Records that describe figures
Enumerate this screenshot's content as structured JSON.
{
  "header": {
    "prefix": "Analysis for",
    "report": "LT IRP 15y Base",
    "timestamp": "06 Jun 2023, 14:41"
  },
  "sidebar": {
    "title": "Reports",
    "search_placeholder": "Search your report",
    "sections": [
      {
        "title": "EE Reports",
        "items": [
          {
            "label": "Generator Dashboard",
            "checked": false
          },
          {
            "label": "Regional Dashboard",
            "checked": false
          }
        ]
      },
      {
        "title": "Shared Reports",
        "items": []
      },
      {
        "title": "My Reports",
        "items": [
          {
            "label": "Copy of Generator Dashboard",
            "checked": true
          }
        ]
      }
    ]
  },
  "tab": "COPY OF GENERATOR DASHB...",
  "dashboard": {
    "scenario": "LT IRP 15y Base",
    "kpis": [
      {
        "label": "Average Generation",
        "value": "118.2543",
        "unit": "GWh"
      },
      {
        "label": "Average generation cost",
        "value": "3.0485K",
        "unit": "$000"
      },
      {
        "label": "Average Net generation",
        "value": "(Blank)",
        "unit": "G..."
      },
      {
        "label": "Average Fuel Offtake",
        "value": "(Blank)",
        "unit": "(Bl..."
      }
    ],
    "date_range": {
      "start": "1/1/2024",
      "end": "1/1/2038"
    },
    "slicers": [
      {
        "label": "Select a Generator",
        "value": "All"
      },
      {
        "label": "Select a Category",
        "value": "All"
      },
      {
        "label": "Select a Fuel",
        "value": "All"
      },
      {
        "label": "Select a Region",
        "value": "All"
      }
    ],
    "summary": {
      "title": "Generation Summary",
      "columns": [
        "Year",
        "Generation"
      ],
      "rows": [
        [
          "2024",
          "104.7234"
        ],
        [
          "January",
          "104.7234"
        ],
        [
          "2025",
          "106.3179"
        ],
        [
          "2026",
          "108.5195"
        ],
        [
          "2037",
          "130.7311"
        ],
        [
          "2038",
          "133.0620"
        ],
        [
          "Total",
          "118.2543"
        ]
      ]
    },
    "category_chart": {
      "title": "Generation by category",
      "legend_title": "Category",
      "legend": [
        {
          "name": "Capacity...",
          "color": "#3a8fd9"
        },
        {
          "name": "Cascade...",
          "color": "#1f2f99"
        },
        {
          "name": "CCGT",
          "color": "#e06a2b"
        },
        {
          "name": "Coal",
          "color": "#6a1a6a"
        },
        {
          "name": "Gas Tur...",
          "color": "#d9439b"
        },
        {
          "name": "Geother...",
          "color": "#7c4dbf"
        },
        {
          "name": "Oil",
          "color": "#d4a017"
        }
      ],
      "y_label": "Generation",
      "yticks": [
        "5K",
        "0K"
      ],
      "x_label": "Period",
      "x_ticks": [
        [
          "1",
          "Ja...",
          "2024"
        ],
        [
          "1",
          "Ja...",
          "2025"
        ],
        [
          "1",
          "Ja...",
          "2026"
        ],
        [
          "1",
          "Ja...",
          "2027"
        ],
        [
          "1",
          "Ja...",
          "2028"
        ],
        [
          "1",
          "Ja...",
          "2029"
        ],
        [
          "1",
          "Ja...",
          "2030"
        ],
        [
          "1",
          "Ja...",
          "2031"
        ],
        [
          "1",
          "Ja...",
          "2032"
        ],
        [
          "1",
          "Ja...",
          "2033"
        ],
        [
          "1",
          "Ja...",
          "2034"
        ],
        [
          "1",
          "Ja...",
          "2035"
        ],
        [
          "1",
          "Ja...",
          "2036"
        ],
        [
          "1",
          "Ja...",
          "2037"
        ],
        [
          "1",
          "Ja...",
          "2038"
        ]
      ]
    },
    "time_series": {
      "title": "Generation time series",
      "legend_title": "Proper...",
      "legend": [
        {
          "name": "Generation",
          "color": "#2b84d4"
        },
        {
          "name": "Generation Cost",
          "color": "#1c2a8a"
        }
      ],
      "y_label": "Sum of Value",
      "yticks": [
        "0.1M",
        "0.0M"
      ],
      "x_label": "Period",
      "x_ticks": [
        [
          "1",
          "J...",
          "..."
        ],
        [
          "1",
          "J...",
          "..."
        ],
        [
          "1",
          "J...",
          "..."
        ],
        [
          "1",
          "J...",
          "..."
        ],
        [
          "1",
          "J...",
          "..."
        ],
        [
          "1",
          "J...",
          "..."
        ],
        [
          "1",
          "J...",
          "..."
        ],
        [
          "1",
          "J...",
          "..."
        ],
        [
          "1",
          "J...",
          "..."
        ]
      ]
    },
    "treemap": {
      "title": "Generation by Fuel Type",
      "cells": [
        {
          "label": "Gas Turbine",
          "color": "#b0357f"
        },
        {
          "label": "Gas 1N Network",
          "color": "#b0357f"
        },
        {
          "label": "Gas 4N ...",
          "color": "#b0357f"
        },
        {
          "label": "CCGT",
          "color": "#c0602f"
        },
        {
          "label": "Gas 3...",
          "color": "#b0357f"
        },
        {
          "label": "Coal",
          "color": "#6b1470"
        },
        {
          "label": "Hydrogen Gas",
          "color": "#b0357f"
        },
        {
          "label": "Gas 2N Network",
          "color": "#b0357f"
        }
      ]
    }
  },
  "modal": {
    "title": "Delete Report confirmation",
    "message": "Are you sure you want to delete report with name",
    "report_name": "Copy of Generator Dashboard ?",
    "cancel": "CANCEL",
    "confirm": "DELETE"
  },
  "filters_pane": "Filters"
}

EXERCISE DIRECTIONS - Once more, set down the full listing, verbatim.

REPLY -
Enumerate this screenshot's content as structured JSON.
{
  "header": {
    "prefix": "Analysis for",
    "report": "LT IRP 15y Base",
    "timestamp": "06 Jun 2023, 14:41"
  },
  "sidebar": {
    "title": "Reports",
    "search_placeholder": "Search your report",
    "sections": [
      {
        "title": "EE Reports",
        "items": [
          {
            "label": "Generator Dashboard",
            "checked": false
          },
          {
            "label": "Regional Dashboard",
            "checked": false
          }
        ]
      },
      {
        "title": "Shared Reports",
        "items": []
      },
      {
        "title": "My Reports",
        "items": [
          {
            "label": "Copy of Generator Dashboard",
            "checked": true
          }
        ]
      }
    ]
  },
  "tab": "COPY OF GENERATOR DASHB...",
  "dashboard": {
    "scenario": "LT IRP 15y Base",
    "kpis": [
      {
        "label": "Average Generation",
        "value": "118.2543",
        "unit": "GWh"
      },
      {
        "label": "Average generation cost",
        "value": "3.0485K",
        "unit": "$000"
      },
      {
        "label": "Average Net generation",
        "value": "(Blank)",
        "unit": "G..."
      },
      {
        "label": "Average Fuel Offtake",
        "value": "(Blank)",
        "unit": "(Bl..."
      }
    ],
    "date_range": {
      "start": "1/1/2024",
      "end": "1/1/2038"
    },
    "slicers": [
      {
        "label": "Select a Generator",
        "value": "All"
      },
      {
        "label": "Select a Category",
        "value": "All"
      },
      {
        "label": "Select a Fuel",
        "value": "All"
      },
      {
        "label": "Select a Region",
        "value": "All"
      }
    ],
    "summary": {
      "title": "Generation Summary",
      "columns": [
        "Year",
        "Generation"
      ],
      "rows": [
        [
          "2024",
          "104.7234"
        ],
        [
          "January",
          "104.7234"
        ],
        [
          "2025",
          "106.3179"
        ],
        [
          "2026",
          "108.5195"
        ],
        [
          "2037",
          "130.7311"
        ],
        [
          "2038",
          "133.0620"
        ],
        [
          "Total",
          "118.2543"
        ]
      ]
    },
    "category_chart": {
      "title": "Generation by category",
      "legend_title": "Category",
      "legend": [
        {
          "name": "Capacity...",
          "color": "#3a8fd9"
        },
        {
          "name": "Cascade...",
          "color": "#1f2f99"
        },
        {
          "name": "CCGT",
          "color": "#e06a2b"
        },
        {
          "name": "Coal",
          "color": "#6a1a6a"
        },
        {
          "name": "Gas Tur...",
          "color": "#d9439b"
        },
        {
          "name": "Geother...",
          "color": "#7c4dbf"
        },
        {
          "name": "Oil",
          "color": "#d4a017"
        }
      ],
      "y_label": "Generation",
      "yticks": [
        "5K",
        "0K"
      ],
      "x_label": "Period",
      "x_ticks": [
        [
          "1",
          "Ja...",
          "2024"
        ],
        [
          "1",
          "Ja...",
          "2025"
        ],
        [
          "1",
          "Ja...",
          "2026"
        ],
        [
          "1",
          "Ja...",
          "2027"
        ],
        [
          "1",
          "Ja...",
          "2028"
        ],
        [
          "1",
          "Ja...",
          "2029"
        ],
        [
          "1",
          "Ja...",
          "2030"
        ],
        [
          "1",
          "Ja...",
          "2031"
        ],
        [
          "1",
          "Ja...",
          "2032"
        ],
        [
          "1",
          "Ja...",
          "2033"
        ],
        [
          "1",
          "Ja...",
          "2034"
        ],
        [
          "1",
          "Ja...",
          "2035"
        ],
        [
          "1",
          "Ja...",
          "2036"
        ],
        [
          "1",
          "Ja...",
          "2037"
        ],
        [
          "1",
          "Ja...",
          "2038"
        ]
      ]
    },
    "time_series": {
      "title": "Generation time series",
      "legend_title": "Proper...",
      "legend": [
        {
          "name": "Generation",
          "color": "#2b84d4"
        },
        {
          "name": "Generation Cost",
          "color": "#1c2a8a"
        }
      ],
      "y_label": "Sum of Value",
      "yticks": [
        "0.1M",
        "0.0M"
      ],
      "x_label": "Period",
      "x_ticks": [
        [
          "1",
          "J...",
          "..."
        ],
        [
          "1",
          "J...",
          "..."
        ],
        [
          "1",
          "J...",
          "..."
        ],
        [
          "1",
          "J...",
          "..."
        ],
        [
          "1",
          "J...",
          "..."
        ],
        [
          "1",
          "J...",
          "..."
        ],
        [
          "1",
          "J...",
          "..."
        ],
        [
          "1",
          "J...",
          "..."
        ],
        [
          "1",
          "J...",
          "..."
        ]
      ]
    },
    "treemap": {
      "title": "Generation by Fuel Type",
      "cells": [
        {
          "label": "Gas Turbine",
          "color": "#b0357f"
        },
        {
          "label": "Gas 1N Network",
          "color": "#b0357f"
        },
        {
          "label": "Gas 4N ...",
          "color": "#b0357f"
        },
        {
          "label": "CCGT",
          "color": "#c0602f"
        },
        {
          "label": "Gas 3...",
          "color": "#b0357f"
        },
        {
          "label": "Coal",
          "color": "#6b1470"
        },
        {
          "label": "Hydrogen Gas",
          "color": "#b0357f"
        },
        {
          "label": "Gas 2N Network",
          "color": "#b0357f"
        }
      ]
    }
  },
  "modal": {
    "title": "Delete Report confirmation",
    "message": "Are you sure you want to delete report with name",
    "report_name": "Copy of Generator Dashboard ?",
    "cancel": "CANCEL",
    "confirm": "DELETE"
  },
  "filters_pane": "Filters"
}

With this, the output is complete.